Check each line of the data for "thumbs" and select those that have it.

§ **Exercise material**

§ §

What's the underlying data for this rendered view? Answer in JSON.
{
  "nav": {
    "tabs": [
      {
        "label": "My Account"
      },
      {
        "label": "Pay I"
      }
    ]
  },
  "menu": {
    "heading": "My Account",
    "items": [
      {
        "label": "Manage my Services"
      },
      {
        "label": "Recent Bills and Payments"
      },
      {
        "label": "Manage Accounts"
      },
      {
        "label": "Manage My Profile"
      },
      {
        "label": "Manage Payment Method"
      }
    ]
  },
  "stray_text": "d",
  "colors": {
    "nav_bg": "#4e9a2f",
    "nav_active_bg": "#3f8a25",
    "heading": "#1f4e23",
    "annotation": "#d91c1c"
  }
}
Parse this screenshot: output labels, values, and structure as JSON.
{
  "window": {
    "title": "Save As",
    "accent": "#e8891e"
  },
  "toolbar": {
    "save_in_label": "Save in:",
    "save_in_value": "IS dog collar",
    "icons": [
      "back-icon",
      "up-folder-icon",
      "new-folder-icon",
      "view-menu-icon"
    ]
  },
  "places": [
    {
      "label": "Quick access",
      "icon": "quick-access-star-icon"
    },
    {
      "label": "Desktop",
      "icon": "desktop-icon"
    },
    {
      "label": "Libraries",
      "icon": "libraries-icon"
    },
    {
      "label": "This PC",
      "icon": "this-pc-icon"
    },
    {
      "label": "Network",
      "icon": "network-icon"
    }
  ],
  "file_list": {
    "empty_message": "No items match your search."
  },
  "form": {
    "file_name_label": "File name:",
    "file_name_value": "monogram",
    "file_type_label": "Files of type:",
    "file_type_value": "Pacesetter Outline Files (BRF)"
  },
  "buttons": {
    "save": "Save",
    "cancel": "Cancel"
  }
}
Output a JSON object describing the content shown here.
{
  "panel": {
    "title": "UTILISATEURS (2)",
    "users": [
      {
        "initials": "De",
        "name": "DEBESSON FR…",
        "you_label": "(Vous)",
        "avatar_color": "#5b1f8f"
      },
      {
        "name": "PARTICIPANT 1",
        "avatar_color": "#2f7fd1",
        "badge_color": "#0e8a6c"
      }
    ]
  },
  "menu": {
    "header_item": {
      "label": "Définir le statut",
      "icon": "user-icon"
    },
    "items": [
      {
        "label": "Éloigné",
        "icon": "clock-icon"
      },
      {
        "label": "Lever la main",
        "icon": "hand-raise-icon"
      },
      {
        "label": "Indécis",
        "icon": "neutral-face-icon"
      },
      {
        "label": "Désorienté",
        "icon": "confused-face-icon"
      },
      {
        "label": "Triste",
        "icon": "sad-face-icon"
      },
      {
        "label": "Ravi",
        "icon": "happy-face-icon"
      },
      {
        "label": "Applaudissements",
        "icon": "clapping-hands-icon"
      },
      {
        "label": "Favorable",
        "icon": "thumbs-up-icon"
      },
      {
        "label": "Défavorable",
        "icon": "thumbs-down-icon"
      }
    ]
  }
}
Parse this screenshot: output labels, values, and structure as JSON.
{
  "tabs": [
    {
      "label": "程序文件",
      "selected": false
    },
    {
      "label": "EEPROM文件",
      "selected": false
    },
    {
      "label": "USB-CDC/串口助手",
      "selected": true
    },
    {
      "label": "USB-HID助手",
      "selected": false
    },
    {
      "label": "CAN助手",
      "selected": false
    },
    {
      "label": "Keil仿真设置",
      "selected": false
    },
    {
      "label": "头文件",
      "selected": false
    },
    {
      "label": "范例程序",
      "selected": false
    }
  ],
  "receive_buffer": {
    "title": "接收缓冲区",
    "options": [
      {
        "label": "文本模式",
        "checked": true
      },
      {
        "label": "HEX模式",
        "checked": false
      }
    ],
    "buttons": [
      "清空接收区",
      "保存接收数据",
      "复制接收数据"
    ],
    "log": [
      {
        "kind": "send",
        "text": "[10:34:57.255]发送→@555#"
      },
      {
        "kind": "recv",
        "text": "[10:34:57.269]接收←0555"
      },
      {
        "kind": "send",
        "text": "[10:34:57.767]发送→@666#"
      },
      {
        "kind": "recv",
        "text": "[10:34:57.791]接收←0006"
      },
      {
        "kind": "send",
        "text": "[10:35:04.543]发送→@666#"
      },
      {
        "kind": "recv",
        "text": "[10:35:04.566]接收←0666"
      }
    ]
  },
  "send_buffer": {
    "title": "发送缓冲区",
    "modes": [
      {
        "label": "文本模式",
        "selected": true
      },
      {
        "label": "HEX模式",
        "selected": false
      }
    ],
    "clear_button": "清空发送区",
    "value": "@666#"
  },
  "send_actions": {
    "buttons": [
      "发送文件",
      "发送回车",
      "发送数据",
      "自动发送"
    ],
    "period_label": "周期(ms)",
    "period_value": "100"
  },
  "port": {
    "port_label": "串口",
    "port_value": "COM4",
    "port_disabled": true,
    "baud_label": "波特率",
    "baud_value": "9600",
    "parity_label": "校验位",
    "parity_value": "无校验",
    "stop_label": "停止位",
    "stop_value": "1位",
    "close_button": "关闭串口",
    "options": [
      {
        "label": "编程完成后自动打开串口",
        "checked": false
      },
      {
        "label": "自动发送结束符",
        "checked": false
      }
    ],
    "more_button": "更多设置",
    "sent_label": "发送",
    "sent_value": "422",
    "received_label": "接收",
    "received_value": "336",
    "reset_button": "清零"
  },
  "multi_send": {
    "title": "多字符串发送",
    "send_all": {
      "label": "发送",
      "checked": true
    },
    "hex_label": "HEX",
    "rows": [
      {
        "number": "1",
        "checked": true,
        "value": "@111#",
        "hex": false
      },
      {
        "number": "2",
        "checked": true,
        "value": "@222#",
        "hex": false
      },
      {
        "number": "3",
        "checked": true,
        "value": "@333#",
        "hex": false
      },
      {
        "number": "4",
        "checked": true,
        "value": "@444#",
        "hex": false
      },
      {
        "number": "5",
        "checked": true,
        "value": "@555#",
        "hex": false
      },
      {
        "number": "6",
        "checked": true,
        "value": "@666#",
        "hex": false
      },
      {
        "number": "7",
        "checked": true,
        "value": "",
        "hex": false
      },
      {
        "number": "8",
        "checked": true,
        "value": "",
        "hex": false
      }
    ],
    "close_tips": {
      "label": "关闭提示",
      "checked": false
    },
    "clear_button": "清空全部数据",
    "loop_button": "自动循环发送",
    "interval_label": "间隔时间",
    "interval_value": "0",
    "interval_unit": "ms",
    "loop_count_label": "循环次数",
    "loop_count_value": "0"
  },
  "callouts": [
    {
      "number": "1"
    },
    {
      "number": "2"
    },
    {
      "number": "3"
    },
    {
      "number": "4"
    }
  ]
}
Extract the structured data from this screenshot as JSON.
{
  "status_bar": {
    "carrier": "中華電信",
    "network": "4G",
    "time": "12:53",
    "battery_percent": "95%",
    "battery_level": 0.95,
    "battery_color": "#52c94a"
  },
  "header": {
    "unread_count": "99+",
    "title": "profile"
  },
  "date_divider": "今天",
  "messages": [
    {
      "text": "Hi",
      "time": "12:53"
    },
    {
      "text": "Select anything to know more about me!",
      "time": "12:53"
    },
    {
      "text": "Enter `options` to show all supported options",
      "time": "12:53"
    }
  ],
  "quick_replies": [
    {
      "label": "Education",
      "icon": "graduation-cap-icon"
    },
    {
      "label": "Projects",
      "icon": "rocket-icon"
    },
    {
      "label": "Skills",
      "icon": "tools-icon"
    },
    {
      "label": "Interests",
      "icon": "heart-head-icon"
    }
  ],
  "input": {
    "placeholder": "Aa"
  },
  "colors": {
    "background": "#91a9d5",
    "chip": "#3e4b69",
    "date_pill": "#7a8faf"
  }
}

§ §

§ **Exercise result**
        "icon": "thumbs-up-icon"
        "icon": "thumbs-down-icon"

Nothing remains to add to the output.